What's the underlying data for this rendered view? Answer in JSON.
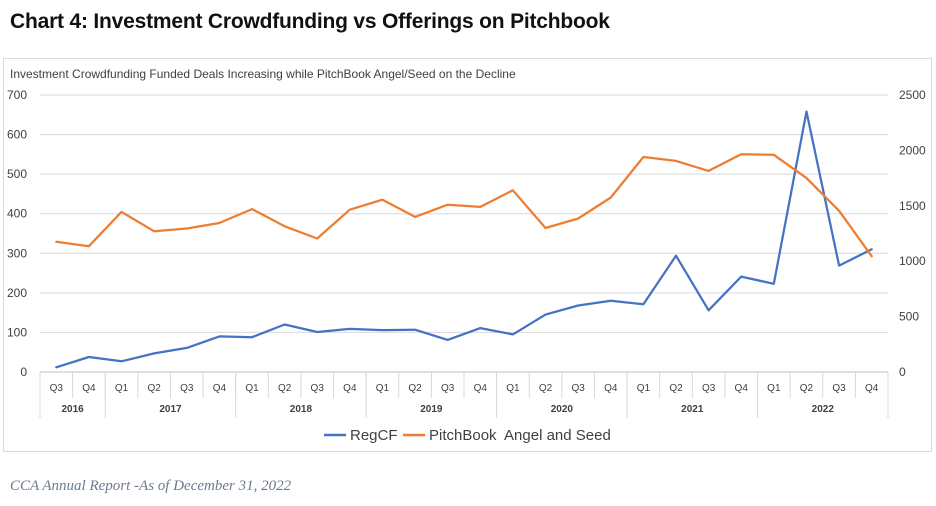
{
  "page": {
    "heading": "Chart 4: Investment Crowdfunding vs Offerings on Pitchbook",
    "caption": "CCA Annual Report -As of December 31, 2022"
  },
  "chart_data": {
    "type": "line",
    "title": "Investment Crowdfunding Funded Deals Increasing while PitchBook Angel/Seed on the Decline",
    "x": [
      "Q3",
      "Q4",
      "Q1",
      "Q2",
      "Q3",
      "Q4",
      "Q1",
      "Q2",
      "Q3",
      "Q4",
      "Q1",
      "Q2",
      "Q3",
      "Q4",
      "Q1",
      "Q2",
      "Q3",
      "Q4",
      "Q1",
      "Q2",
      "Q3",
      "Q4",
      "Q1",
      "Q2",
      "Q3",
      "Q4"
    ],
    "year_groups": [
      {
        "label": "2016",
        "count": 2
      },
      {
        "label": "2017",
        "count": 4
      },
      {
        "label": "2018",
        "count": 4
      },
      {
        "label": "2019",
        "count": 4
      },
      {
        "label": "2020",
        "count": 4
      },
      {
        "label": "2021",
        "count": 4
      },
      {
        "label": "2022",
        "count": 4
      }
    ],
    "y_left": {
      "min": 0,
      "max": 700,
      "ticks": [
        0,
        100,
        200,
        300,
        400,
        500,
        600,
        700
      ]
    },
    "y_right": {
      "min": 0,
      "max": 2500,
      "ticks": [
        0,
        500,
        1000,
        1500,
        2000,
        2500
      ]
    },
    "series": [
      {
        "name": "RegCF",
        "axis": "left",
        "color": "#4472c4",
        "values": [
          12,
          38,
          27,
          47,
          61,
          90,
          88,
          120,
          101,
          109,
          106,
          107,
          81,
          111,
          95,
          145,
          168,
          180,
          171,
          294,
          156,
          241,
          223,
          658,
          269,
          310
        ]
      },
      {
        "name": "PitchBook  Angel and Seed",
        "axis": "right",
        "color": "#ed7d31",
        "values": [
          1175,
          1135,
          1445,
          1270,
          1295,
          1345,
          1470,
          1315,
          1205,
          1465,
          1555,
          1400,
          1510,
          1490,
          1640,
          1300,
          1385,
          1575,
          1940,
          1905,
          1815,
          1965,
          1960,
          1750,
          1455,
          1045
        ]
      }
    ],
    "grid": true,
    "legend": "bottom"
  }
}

GOAL >>
Transcribe the records verbatim and omit the images.

THE REPLY >>
What's the underlying data for this rendered view? Answer in JSON.
{
  "page": {
    "heading": "Chart 4: Investment Crowdfunding vs Offerings on Pitchbook",
    "caption": "CCA Annual Report -As of December 31, 2022"
  },
  "chart_data": {
    "type": "line",
    "title": "Investment Crowdfunding Funded Deals Increasing while PitchBook Angel/Seed on the Decline",
    "x": [
      "Q3",
      "Q4",
      "Q1",
      "Q2",
      "Q3",
      "Q4",
      "Q1",
      "Q2",
      "Q3",
      "Q4",
      "Q1",
      "Q2",
      "Q3",
      "Q4",
      "Q1",
      "Q2",
      "Q3",
      "Q4",
      "Q1",
      "Q2",
      "Q3",
      "Q4",
      "Q1",
      "Q2",
      "Q3",
      "Q4"
    ],
    "year_groups": [
      {
        "label": "2016",
        "count": 2
      },
      {
        "label": "2017",
        "count": 4
      },
      {
        "label": "2018",
        "count": 4
      },
      {
        "label": "2019",
        "count": 4
      },
      {
        "label": "2020",
        "count": 4
      },
      {
        "label": "2021",
        "count": 4
      },
      {
        "label": "2022",
        "count": 4
      }
    ],
    "y_left": {
      "min": 0,
      "max": 700,
      "ticks": [
        0,
        100,
        200,
        300,
        400,
        500,
        600,
        700
      ]
    },
    "y_right": {
      "min": 0,
      "max": 2500,
      "ticks": [
        0,
        500,
        1000,
        1500,
        2000,
        2500
      ]
    },
    "series": [
      {
        "name": "RegCF",
        "axis": "left",
        "color": "#4472c4",
        "values": [
          12,
          38,
          27,
          47,
          61,
          90,
          88,
          120,
          101,
          109,
          106,
          107,
          81,
          111,
          95,
          145,
          168,
          180,
          171,
          294,
          156,
          241,
          223,
          658,
          269,
          310
        ]
      },
      {
        "name": "PitchBook  Angel and Seed",
        "axis": "right",
        "color": "#ed7d31",
        "values": [
          1175,
          1135,
          1445,
          1270,
          1295,
          1345,
          1470,
          1315,
          1205,
          1465,
          1555,
          1400,
          1510,
          1490,
          1640,
          1300,
          1385,
          1575,
          1940,
          1905,
          1815,
          1965,
          1960,
          1750,
          1455,
          1045
        ]
      }
    ],
    "grid": true,
    "legend": "bottom"
  }
}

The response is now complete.